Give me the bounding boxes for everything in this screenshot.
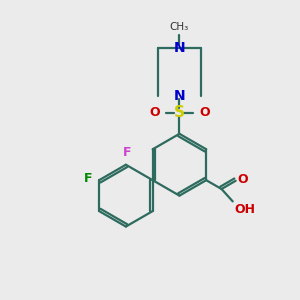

...

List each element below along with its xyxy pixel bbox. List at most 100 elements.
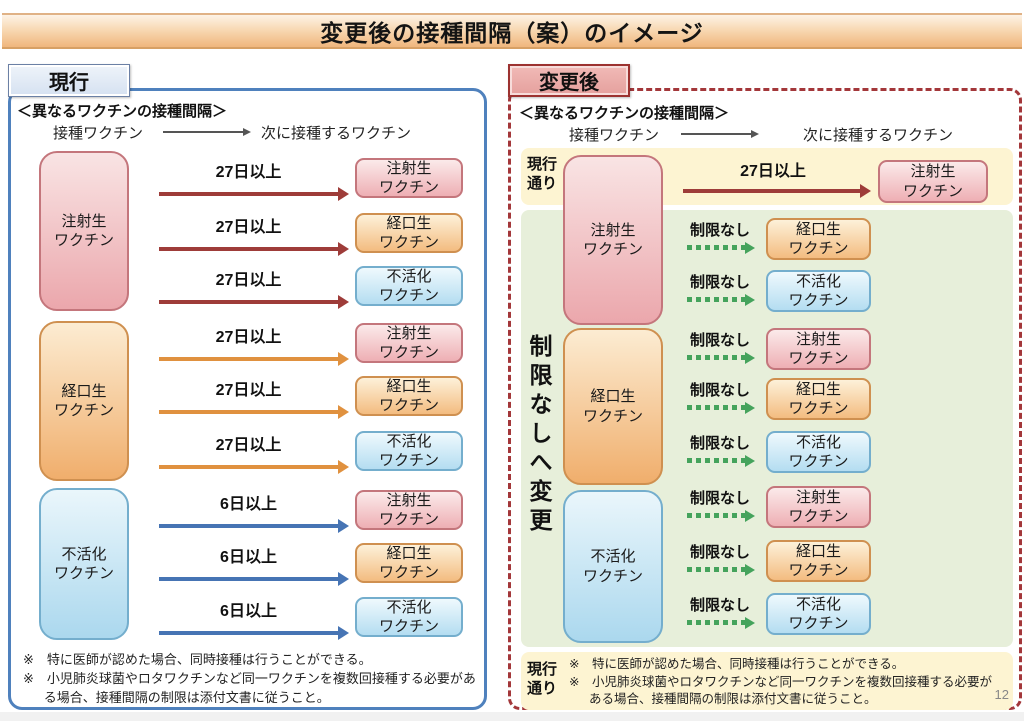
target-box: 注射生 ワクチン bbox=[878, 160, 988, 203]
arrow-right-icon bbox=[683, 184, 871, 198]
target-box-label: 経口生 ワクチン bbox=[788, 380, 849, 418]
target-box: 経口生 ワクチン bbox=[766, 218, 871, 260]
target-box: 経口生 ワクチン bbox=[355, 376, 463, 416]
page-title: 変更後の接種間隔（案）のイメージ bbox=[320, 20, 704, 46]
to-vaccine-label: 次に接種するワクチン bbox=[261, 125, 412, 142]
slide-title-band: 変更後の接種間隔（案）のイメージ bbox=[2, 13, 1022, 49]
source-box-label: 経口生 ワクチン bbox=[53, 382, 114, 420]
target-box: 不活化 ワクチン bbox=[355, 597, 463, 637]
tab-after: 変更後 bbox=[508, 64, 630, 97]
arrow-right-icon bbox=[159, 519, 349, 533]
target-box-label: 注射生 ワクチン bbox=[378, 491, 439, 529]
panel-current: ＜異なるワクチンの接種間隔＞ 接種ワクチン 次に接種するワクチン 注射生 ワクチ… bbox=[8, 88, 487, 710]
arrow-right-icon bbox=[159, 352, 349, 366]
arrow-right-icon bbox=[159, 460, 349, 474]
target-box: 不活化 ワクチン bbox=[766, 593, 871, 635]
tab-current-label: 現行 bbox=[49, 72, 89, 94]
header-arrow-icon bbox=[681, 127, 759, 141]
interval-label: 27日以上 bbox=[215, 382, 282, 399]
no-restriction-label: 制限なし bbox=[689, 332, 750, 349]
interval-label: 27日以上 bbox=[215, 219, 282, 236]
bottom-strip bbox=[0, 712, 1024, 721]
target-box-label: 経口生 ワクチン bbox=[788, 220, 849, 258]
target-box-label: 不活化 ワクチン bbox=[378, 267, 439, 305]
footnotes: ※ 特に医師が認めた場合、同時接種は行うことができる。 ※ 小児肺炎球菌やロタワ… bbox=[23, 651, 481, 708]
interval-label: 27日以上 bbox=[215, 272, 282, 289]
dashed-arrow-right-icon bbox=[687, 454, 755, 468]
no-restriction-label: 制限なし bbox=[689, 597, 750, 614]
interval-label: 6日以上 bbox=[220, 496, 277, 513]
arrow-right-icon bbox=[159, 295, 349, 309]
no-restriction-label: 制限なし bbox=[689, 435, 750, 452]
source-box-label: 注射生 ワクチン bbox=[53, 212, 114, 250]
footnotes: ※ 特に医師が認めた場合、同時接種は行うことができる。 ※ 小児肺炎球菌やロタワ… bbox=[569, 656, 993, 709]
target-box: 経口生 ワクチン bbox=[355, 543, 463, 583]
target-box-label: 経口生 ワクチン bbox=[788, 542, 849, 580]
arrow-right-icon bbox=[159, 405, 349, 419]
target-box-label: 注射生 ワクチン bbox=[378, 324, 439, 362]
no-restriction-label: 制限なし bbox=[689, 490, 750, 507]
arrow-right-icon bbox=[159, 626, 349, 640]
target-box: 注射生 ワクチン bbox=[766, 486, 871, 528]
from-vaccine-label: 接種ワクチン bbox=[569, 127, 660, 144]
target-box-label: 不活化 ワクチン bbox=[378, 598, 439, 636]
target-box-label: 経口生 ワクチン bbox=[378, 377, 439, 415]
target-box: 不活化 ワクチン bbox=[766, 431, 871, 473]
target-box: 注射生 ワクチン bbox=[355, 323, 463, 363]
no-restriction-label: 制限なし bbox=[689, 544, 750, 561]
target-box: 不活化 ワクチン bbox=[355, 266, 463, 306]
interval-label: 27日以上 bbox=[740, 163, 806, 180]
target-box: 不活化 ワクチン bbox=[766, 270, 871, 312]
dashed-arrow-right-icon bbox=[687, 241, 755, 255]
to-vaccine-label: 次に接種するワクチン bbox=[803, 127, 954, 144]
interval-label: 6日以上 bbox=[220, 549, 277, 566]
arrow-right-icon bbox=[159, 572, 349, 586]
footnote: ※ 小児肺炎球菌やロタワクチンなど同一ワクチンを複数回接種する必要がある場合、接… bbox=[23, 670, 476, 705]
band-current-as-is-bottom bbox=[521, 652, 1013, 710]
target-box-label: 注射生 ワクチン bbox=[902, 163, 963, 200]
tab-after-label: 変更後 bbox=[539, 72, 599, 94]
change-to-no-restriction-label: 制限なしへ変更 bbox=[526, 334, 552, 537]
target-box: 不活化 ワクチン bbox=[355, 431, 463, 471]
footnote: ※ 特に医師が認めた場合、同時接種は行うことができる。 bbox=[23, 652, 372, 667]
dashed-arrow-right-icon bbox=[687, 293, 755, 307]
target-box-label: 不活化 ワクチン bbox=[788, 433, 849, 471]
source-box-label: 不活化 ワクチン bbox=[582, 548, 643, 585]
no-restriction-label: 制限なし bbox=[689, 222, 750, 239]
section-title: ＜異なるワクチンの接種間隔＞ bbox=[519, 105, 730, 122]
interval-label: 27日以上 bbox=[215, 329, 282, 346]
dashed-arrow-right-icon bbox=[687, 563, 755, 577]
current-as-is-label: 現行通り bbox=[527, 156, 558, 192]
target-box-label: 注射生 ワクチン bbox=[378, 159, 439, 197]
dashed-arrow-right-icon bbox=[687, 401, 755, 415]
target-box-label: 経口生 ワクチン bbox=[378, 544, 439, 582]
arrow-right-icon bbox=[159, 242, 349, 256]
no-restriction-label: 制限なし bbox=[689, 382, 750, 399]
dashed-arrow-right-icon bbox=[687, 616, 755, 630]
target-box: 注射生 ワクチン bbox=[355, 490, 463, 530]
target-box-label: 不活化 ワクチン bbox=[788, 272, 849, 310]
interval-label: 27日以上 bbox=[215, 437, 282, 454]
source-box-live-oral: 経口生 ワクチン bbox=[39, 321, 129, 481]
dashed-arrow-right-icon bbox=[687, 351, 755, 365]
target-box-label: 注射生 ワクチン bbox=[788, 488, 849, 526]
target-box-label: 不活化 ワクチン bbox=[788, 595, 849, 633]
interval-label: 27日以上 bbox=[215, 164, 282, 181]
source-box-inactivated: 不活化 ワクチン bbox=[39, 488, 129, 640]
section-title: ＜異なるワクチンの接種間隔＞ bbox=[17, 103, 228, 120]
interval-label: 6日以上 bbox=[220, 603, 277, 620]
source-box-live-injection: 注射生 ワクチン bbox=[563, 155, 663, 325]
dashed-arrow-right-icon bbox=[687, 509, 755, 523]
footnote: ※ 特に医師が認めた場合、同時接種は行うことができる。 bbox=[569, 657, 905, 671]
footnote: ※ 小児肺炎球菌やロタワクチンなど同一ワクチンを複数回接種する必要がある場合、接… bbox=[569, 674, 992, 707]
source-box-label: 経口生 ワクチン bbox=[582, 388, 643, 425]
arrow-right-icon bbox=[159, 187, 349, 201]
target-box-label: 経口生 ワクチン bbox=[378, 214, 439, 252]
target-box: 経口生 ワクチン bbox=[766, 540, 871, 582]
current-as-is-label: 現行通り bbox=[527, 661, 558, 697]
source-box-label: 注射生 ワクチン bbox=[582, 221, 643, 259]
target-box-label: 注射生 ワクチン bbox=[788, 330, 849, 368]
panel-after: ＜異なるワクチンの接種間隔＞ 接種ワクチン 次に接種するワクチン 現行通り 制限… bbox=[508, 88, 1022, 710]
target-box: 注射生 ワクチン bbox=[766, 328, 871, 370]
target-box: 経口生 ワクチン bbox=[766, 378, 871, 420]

#### OBJECTIVE:
Write out, unchanged, the rows from the line with "List each element" up to and including the line with "to-vaccine-label: 次に接種するワクチン bbox=[261, 125, 412, 142]", leaving out any picture.

#### CORRECT OUTPUT:
List each element below along with its xyxy pixel bbox. List at most 100 elements.
target-box: 注射生 ワクチン bbox=[878, 160, 988, 203]
arrow-right-icon bbox=[683, 184, 871, 198]
target-box-label: 経口生 ワクチン bbox=[788, 380, 849, 418]
target-box: 経口生 ワクチン bbox=[766, 218, 871, 260]
target-box: 経口生 ワクチン bbox=[355, 376, 463, 416]
page-title: 変更後の接種間隔（案）のイメージ bbox=[320, 20, 704, 46]
to-vaccine-label: 次に接種するワクチン bbox=[261, 125, 412, 142]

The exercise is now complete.